> **Task instructions**
**a)** Can you transcribe the part of the researcher profiles that opens with the words containing "Silvia Lucciarini is" and closes with "and social inclusion."?
**b)** In the researcher profiles, what topics does Silvia Lucciarini's territorial analysis focus on?

> **Excerpted passage**

# # # # # # #

Michael Edwards is Emeritus Leverhulme Fellow at the Bartlett School of Planning. With Bob Coleman (Southampton) their research focuses on land and housing crises in the UK. he has worked extensively on relation between property markets andplanning mainly inthe UK and Europe. He is active in London planning, most recently supporting community groups in challenges to the 2009 Draft replacement London plan. He is a founding member of the International network for Urban research and Action (INURA) and of the Planners network UK (PNUK).

Silvia Lucciarini is Assistant Professor in Economic Sociology at the Department of Social and Economic Science, at La Sapienza of Rome and a member of the Centre of Government Reform. She has a Phd in Public and Urban Policy where she developed a deep interest in urban ethnic settlements, consolidated by a Visiting Fellowship in New York City, at CUNY Graduate Center. Her main research interests are territorial analysis focusing on immigration, flexibility, labour market and social inclusion.

# # # # # # #

> **Dataset content**

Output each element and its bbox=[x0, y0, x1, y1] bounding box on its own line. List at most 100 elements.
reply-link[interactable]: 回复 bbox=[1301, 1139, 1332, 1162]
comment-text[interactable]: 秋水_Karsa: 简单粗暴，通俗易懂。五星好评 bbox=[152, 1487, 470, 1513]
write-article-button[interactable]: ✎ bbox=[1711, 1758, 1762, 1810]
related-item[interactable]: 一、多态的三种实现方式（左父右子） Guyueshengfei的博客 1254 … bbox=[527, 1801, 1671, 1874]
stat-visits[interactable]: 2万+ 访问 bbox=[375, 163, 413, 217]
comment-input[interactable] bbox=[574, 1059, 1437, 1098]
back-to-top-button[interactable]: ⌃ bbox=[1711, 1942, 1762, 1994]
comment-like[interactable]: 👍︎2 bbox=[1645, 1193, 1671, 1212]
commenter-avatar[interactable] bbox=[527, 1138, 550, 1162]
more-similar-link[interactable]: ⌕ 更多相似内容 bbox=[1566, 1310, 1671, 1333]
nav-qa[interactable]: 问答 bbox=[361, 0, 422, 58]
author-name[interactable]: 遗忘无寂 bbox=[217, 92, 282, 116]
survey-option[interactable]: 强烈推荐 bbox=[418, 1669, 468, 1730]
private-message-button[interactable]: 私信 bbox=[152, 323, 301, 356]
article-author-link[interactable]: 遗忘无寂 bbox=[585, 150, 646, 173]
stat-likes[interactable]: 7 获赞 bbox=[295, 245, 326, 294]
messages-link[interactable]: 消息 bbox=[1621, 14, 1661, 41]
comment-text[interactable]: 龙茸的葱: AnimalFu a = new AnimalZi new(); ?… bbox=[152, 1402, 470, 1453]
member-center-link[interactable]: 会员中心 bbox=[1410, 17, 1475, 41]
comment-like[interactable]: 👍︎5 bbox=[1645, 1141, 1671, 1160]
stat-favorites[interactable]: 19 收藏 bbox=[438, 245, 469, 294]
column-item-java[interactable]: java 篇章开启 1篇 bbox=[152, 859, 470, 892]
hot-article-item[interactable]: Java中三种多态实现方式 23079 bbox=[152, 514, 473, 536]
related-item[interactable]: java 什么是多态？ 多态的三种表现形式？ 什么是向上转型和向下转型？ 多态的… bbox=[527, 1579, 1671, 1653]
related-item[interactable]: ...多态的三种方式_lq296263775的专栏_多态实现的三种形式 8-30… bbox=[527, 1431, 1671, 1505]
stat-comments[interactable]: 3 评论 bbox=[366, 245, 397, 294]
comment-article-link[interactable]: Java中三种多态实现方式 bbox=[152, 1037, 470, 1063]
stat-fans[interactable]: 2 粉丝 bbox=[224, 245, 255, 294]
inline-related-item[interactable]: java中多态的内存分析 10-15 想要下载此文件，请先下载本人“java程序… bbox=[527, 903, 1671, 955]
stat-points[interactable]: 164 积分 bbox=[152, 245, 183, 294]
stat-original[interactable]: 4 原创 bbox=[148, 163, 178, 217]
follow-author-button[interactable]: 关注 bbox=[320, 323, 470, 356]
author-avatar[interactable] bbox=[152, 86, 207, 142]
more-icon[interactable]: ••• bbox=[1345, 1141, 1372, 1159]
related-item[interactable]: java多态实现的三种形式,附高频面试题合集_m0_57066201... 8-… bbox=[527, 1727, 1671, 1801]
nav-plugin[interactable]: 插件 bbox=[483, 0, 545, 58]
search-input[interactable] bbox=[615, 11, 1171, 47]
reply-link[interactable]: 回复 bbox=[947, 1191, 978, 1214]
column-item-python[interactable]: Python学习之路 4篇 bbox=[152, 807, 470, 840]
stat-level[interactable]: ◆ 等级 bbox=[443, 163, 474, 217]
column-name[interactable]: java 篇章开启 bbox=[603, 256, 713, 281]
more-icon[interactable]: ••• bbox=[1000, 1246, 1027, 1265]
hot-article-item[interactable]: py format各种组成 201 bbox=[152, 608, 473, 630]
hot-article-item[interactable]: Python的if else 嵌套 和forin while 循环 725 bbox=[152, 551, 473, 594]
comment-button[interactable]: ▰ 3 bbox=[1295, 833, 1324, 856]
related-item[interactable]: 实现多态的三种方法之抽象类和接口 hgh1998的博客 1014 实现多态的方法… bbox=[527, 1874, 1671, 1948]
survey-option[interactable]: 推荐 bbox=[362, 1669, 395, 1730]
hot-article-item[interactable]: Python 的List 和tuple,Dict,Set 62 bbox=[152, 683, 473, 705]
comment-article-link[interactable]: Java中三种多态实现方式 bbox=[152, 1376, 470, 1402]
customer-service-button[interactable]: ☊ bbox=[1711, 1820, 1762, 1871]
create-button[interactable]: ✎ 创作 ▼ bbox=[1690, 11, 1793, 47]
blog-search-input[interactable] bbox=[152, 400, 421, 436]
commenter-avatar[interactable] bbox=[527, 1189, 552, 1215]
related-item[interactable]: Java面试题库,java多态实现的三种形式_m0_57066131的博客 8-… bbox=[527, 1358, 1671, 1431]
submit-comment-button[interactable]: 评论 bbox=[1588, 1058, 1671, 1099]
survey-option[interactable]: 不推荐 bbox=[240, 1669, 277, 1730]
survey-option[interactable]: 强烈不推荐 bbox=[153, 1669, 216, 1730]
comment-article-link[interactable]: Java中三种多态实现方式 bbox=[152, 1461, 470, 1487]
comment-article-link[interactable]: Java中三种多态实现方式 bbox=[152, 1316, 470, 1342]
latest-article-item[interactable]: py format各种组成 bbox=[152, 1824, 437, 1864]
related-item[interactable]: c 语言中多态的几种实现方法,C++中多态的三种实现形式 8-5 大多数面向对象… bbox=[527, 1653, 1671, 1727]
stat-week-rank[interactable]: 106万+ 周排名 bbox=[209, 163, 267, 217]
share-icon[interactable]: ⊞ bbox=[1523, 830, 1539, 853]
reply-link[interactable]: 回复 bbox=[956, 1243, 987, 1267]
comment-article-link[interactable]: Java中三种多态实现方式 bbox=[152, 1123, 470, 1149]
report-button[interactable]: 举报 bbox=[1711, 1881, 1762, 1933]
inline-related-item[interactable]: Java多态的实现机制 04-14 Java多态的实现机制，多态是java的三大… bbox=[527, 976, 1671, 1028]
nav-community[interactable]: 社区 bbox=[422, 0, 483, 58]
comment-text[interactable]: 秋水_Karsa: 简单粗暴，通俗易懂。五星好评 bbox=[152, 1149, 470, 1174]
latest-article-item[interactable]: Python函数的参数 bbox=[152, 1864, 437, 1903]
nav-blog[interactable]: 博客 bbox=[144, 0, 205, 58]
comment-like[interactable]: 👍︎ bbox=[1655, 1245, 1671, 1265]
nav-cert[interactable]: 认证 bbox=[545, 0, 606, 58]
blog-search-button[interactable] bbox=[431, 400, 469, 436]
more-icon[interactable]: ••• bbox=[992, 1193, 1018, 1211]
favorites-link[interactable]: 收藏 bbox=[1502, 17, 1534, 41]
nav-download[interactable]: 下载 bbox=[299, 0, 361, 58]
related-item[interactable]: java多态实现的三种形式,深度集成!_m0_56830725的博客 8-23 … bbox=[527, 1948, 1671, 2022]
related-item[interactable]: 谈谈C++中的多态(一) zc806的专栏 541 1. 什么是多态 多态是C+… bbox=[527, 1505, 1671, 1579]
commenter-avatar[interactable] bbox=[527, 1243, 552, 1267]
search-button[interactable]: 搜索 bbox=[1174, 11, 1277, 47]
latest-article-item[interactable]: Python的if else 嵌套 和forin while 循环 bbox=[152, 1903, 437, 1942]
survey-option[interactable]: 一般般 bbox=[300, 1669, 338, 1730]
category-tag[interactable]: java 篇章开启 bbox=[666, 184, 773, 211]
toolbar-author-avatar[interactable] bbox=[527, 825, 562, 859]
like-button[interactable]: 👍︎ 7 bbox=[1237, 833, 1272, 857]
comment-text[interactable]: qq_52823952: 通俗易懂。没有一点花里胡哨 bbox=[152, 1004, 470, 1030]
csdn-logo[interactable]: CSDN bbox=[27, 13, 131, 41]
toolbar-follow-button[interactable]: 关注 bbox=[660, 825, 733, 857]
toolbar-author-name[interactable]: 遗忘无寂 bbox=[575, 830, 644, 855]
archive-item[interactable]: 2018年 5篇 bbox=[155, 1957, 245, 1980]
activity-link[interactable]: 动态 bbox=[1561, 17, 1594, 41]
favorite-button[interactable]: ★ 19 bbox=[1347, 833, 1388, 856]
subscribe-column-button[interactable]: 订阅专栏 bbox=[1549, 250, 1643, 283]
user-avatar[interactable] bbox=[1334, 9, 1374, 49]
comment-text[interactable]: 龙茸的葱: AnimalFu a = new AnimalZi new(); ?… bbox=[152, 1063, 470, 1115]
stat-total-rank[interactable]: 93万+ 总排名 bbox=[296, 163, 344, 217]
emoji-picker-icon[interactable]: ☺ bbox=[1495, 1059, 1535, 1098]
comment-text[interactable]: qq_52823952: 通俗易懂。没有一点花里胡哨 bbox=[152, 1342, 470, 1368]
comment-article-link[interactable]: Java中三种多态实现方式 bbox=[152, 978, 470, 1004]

# # # # # # #

> **Answers in order**
**a)**
Silvia Lucciarini is Assistant Professor in Economic Sociology at the Department of Social and Economic Science, at La Sapienza of Rome and a member of the Centre of Government Reform. She has a Phd in Public and Urban Policy where she developed a deep interest in urban ethnic settlements, consolidated by a Visiting Fellowship in New York City, at CUNY Graduate Center. Her main research interests are territorial analysis focusing on immigration, flexibility, labour market and social inclusion.

**b)**
- immigration
- flexibility
- labour market
- social inclusion